▶ What is expected: Find and copy each line of the records where the string "Davon" shows up.

▶ Records shown:
-----
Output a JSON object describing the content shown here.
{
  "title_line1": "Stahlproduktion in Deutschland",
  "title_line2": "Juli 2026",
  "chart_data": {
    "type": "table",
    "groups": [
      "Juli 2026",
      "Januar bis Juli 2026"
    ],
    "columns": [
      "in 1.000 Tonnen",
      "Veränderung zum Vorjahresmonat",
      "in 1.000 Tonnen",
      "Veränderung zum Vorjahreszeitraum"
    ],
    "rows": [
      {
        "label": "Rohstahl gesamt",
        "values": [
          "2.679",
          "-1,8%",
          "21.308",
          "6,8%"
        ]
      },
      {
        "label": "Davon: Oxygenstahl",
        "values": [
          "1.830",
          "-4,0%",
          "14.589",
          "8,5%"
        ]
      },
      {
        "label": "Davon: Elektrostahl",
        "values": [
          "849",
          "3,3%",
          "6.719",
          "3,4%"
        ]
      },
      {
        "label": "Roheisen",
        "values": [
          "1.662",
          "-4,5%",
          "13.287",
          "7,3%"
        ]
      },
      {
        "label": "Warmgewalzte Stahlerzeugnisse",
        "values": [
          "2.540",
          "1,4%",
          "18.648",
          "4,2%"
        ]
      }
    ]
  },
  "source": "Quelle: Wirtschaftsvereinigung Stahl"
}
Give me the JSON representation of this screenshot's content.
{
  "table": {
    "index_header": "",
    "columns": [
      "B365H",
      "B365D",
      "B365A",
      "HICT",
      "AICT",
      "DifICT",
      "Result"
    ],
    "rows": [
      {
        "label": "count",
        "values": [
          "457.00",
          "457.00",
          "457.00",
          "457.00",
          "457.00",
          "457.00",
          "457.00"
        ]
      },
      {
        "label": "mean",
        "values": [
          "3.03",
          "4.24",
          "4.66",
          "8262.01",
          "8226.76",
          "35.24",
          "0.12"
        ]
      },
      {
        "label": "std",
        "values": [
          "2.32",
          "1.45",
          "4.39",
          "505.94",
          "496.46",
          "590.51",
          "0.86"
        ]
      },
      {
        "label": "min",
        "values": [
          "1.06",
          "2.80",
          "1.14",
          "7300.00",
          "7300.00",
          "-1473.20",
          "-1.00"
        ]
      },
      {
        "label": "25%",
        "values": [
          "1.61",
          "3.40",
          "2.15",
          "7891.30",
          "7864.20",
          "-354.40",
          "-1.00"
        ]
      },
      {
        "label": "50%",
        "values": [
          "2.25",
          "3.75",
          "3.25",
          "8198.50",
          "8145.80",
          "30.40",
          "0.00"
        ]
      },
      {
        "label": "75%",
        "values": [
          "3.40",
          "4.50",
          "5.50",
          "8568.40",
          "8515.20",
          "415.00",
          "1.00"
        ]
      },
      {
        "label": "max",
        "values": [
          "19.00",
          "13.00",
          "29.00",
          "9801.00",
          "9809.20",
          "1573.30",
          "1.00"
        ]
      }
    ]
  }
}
-----
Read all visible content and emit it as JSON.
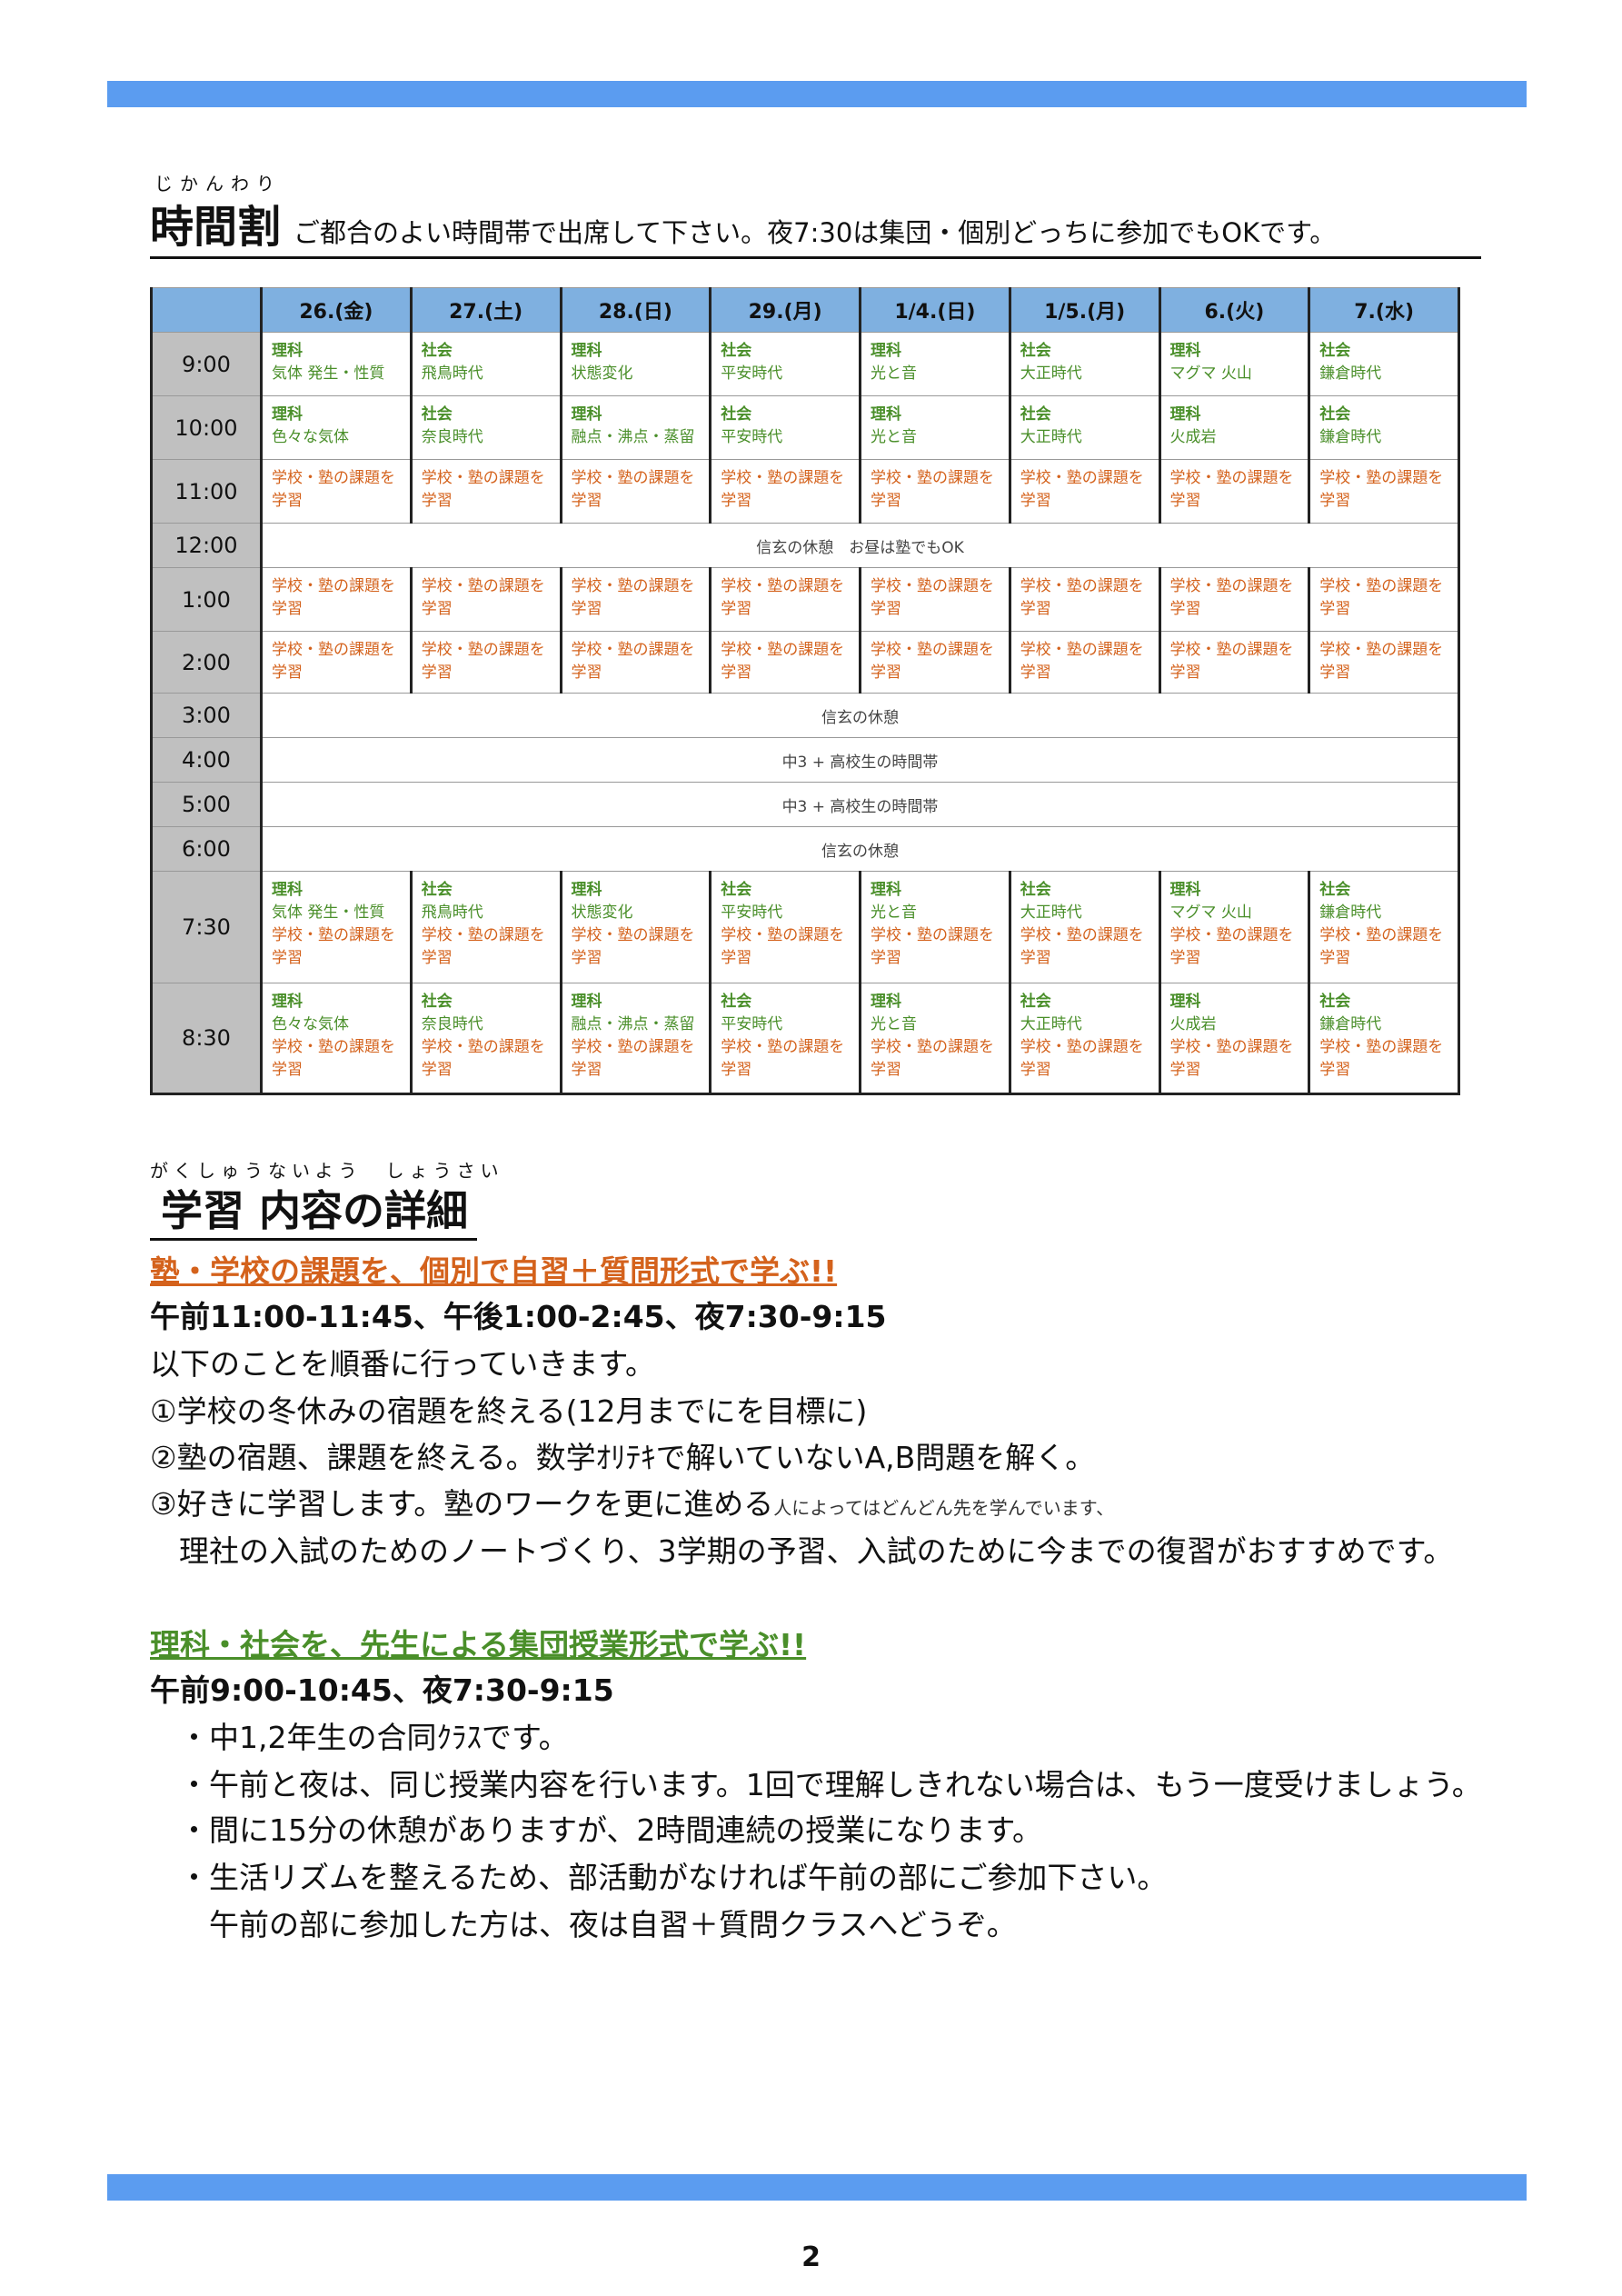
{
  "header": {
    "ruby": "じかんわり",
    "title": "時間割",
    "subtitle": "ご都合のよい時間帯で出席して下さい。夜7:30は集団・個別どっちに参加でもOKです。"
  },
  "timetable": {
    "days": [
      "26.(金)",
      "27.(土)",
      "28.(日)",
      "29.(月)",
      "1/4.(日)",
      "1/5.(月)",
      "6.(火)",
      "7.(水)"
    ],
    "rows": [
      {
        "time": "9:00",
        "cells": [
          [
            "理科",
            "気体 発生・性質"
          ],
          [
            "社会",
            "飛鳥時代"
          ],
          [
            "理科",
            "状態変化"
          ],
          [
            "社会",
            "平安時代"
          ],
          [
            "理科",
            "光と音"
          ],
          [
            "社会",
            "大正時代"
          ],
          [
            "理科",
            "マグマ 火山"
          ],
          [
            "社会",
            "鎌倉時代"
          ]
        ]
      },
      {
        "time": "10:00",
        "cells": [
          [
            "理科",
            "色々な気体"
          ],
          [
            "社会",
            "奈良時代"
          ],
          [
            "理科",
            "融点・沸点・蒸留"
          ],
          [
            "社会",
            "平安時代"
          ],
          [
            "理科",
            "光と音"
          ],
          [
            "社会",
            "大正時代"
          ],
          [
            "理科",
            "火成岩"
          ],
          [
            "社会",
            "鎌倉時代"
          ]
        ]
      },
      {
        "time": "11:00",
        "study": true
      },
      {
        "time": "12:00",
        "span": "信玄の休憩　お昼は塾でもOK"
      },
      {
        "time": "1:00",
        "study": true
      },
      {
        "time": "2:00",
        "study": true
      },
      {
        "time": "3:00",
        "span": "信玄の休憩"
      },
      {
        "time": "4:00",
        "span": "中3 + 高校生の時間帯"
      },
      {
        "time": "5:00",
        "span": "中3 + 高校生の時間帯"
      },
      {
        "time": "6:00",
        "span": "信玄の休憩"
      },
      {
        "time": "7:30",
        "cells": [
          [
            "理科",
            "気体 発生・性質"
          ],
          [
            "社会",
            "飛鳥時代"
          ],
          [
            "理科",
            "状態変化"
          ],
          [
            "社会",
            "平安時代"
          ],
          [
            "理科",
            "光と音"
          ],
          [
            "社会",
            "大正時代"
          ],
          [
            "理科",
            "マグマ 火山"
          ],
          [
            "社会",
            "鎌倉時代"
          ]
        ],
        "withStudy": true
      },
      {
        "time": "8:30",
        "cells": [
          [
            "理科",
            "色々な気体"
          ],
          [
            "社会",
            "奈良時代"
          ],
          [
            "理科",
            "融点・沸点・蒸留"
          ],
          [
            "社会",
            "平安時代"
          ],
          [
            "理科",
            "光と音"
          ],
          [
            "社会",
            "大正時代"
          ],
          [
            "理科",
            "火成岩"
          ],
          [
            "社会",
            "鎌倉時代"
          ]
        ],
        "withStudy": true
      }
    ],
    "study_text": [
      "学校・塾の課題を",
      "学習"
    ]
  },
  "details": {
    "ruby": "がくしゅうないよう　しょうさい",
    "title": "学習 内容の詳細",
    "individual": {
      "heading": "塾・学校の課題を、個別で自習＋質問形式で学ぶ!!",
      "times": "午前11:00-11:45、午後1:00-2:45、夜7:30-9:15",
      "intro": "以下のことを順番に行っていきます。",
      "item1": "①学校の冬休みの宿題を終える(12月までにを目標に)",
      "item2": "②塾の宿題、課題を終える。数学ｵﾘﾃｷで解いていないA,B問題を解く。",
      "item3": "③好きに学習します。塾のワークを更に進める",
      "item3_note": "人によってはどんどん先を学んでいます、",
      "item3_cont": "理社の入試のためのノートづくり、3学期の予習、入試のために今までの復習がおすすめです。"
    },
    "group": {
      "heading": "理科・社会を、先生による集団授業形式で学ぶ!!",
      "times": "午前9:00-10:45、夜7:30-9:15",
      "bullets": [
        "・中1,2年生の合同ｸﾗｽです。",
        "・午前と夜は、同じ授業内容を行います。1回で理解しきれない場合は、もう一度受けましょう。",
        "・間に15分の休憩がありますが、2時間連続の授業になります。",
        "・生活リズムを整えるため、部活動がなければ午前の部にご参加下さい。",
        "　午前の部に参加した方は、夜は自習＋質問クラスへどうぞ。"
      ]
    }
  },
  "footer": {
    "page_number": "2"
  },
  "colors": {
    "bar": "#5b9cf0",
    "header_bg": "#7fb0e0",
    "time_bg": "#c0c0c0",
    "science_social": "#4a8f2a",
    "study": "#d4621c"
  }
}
-----
▶ Exercise solution:
        "label": "Davon: Oxygenstahl",
        "label": "Davon: Elektrostahl",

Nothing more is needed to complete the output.